## The request
Report every line in the listing below where the string "поверенный" shows up.

## Stored data
········
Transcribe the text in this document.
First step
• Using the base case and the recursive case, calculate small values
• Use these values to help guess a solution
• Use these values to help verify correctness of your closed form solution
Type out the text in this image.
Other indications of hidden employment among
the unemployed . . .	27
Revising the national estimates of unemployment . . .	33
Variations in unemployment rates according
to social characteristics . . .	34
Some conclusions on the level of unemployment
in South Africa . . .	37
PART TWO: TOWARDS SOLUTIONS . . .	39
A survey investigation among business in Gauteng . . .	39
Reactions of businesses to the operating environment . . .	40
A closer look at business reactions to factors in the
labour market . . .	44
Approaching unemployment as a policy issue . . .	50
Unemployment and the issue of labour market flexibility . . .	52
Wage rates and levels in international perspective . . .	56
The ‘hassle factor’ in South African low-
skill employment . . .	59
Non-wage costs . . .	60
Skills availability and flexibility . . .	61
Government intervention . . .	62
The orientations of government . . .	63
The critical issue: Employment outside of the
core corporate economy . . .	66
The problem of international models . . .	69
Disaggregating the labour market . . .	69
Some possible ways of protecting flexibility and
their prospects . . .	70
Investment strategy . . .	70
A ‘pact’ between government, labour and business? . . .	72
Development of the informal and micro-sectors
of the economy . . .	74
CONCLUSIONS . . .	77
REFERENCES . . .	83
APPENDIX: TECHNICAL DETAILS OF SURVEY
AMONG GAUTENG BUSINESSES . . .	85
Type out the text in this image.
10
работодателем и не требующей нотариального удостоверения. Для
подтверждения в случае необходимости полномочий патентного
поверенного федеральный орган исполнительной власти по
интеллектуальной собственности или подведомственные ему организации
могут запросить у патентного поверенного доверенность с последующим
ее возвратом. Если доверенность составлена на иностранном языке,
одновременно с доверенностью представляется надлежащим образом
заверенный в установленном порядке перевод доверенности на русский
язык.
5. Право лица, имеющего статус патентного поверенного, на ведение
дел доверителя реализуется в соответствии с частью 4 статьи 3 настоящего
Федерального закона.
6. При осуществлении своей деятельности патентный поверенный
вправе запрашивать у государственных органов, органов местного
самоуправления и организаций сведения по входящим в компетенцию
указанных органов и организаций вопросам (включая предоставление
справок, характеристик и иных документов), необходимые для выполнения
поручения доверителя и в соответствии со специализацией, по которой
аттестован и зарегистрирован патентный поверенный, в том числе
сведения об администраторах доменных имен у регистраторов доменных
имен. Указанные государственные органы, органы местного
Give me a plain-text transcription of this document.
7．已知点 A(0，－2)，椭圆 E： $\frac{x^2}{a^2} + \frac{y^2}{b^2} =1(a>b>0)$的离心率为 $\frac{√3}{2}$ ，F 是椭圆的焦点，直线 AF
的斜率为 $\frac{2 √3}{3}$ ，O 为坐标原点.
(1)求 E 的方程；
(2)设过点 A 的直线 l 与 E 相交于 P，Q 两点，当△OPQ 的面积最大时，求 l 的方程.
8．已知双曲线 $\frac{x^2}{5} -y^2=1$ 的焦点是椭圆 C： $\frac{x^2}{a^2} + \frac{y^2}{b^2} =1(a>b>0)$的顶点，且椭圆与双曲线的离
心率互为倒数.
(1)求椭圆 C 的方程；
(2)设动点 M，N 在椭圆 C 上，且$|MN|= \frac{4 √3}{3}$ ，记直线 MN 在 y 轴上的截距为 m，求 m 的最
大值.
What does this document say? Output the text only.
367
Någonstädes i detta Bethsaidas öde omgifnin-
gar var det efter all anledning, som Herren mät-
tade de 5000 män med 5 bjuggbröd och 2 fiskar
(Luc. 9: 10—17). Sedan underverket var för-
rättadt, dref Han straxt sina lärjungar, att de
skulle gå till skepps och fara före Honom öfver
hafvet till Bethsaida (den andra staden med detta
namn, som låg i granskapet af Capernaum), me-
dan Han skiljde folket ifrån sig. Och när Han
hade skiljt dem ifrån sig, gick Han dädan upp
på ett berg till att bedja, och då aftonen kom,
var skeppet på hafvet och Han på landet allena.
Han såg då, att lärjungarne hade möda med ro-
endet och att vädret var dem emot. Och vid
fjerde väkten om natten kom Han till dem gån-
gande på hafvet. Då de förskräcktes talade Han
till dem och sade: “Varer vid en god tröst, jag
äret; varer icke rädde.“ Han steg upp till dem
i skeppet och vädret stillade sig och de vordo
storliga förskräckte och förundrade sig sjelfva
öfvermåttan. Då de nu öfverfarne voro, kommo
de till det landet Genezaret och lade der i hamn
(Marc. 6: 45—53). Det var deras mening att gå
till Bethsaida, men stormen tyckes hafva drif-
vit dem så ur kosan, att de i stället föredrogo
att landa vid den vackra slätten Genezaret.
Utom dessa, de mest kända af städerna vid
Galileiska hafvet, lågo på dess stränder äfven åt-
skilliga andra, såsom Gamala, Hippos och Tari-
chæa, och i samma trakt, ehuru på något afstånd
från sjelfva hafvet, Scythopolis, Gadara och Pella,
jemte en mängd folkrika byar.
········
## Answer for this exercise
6. При осуществлении своей деятельности патентный поверенный
аттестован и зарегистрирован патентный поверенный, в том числе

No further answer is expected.